● **JOB**
Return each line holding the string "this".

● **DATA SECTION**
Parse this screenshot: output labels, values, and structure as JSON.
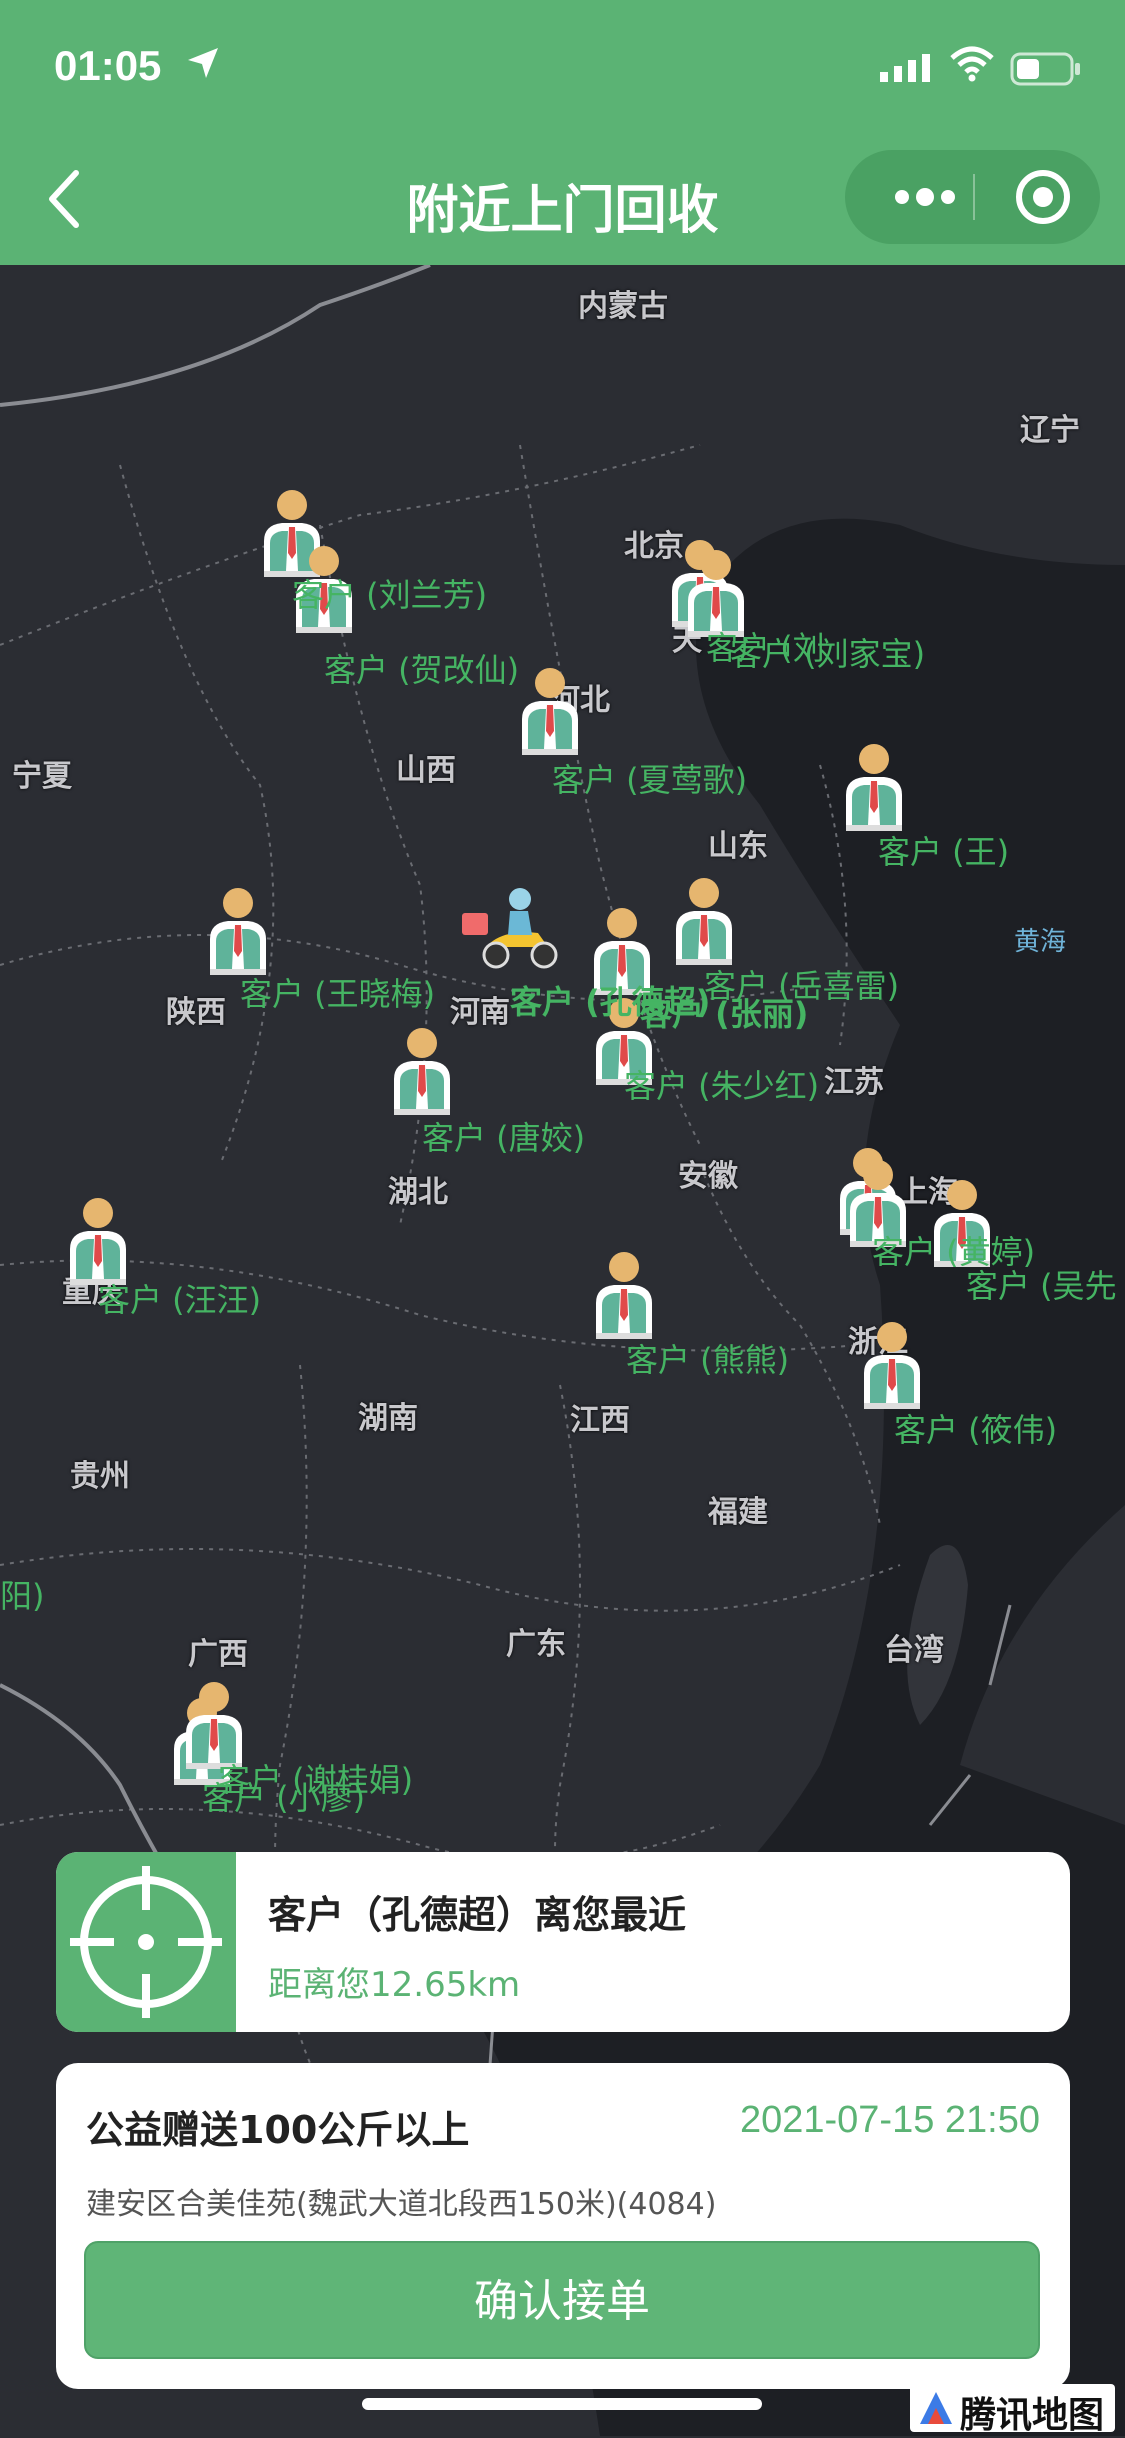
{
  "status_bar": {
    "time": "01:05"
  },
  "header": {
    "title": "附近上门回收"
  },
  "colors": {
    "brand": "#5bb374",
    "map_bg": "#2b2d33",
    "label_green": "#45b463"
  },
  "map": {
    "regions": [
      "内蒙古",
      "辽宁",
      "北京",
      "天",
      "河北",
      "宁夏",
      "山西",
      "山东",
      "黄海",
      "陕西",
      "河南",
      "江苏",
      "安徽",
      "湖北",
      "上海",
      "重庆",
      "浙江",
      "湖南",
      "江西",
      "贵州",
      "福建",
      "广西",
      "广东",
      "台湾",
      "阳)"
    ],
    "customers": [
      "客户 (刘兰芳)",
      "客户 (贺改仙)",
      "客户 (刘家宝)",
      "客户 (刘",
      "客户 (夏莺歌)",
      "客户 (王)",
      "客户 (王晓梅)",
      "客户 (岳喜雷)",
      "客户 (张丽)",
      "客户 (孔德超)",
      "客户 (朱少红)",
      "客户 (唐姣)",
      "客户 (汪汪)",
      "客户 (熊熊)",
      "客户 (黄婷)",
      "客户 (吴先",
      "客户 (筱伟)",
      "客户 (谢桂娟)",
      "客户 (小廖)"
    ]
  },
  "nearest": {
    "title": "客户（孔德超）离您最近",
    "distance": "距离您12.65km"
  },
  "order": {
    "title": "公益赠送100公斤以上",
    "time": "2021-07-15 21:50",
    "address": "建安区合美佳苑(魏武大道北段西150米)(4084)",
    "confirm_label": "确认接单"
  },
  "map_logo": "腾讯地图"
}
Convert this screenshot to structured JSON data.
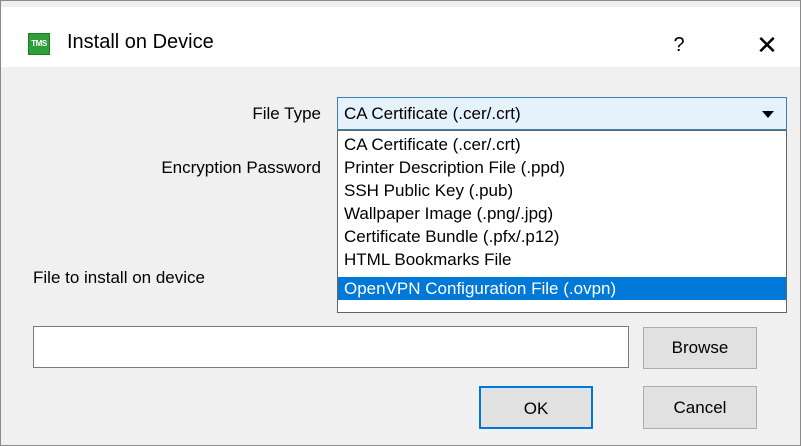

● **EXPECTED ANSWER**
Parse this screenshot: output labels, values, and structure as JSON.
Convert this screenshot to structured JSON data.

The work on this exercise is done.